* **PROBLEM TO SOLVE**: Extract the records verbatim from the first line through the line that contains "y-tick-label: -9.0: [49, 398, 70, 412]", including both of those lines.

* **GIVEN RECORDS**:
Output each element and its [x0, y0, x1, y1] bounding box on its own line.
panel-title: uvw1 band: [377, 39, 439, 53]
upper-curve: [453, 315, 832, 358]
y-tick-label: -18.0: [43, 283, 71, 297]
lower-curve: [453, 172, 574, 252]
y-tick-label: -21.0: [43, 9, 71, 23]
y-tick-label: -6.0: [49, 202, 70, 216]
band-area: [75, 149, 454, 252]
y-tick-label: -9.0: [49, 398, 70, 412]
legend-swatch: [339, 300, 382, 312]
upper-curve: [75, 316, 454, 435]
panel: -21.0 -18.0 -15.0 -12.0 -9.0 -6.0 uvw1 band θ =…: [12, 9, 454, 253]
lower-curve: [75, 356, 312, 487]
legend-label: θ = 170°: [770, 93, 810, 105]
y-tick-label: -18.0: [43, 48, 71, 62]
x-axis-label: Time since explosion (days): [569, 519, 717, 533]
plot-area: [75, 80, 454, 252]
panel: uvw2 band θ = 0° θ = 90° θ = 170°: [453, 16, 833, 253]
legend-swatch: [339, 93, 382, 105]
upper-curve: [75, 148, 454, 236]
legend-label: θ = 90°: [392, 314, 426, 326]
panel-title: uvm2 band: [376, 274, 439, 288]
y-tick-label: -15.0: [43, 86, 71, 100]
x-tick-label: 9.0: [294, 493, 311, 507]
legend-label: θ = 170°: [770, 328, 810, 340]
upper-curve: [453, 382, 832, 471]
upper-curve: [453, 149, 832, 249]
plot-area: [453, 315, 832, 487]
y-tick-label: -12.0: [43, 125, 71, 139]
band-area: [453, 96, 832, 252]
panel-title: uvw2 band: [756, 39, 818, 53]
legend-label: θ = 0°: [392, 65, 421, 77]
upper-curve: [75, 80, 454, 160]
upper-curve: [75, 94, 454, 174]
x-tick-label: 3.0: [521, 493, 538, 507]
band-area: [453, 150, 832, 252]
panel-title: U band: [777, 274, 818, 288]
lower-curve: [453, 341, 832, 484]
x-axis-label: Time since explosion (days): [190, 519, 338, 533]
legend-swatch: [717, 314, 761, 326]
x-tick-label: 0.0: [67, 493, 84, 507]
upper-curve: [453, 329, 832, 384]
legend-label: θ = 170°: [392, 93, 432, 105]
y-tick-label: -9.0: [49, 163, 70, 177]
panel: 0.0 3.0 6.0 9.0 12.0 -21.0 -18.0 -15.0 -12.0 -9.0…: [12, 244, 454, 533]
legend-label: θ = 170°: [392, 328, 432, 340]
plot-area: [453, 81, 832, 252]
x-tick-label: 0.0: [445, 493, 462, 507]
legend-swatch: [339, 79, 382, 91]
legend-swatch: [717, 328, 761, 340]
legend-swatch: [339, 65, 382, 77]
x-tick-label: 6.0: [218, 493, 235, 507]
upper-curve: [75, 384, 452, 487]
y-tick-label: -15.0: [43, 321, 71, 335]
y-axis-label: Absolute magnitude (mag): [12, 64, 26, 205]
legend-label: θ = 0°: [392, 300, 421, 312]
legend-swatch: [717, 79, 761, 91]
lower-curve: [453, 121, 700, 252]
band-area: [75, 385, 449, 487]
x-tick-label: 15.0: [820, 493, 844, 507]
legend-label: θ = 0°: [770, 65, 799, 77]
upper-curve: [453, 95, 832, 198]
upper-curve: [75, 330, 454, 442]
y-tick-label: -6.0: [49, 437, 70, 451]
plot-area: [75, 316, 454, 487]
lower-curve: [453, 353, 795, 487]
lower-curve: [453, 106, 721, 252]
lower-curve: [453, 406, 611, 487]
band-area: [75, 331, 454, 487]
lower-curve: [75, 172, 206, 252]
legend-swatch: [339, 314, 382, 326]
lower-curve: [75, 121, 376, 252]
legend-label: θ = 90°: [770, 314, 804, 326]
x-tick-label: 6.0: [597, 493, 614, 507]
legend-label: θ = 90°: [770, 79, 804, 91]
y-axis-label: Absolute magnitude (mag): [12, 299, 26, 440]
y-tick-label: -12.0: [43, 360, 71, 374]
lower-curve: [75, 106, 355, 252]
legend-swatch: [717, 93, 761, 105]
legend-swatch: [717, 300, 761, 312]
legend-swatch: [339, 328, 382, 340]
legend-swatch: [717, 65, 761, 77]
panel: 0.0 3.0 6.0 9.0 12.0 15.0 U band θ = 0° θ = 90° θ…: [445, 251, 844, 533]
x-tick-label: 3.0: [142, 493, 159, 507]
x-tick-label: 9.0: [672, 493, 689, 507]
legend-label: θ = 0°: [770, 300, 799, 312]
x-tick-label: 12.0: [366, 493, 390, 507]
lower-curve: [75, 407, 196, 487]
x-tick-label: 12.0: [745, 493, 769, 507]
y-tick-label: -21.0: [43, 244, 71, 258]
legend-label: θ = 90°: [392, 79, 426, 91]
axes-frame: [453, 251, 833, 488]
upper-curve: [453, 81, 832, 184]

* **THE OUTPUT**:
Output each element and its [x0, y0, x1, y1] bounding box on its own line.
panel-title: uvw1 band: [377, 39, 439, 53]
upper-curve: [453, 315, 832, 358]
y-tick-label: -18.0: [43, 283, 71, 297]
lower-curve: [453, 172, 574, 252]
y-tick-label: -21.0: [43, 9, 71, 23]
y-tick-label: -6.0: [49, 202, 70, 216]
band-area: [75, 149, 454, 252]
y-tick-label: -9.0: [49, 398, 70, 412]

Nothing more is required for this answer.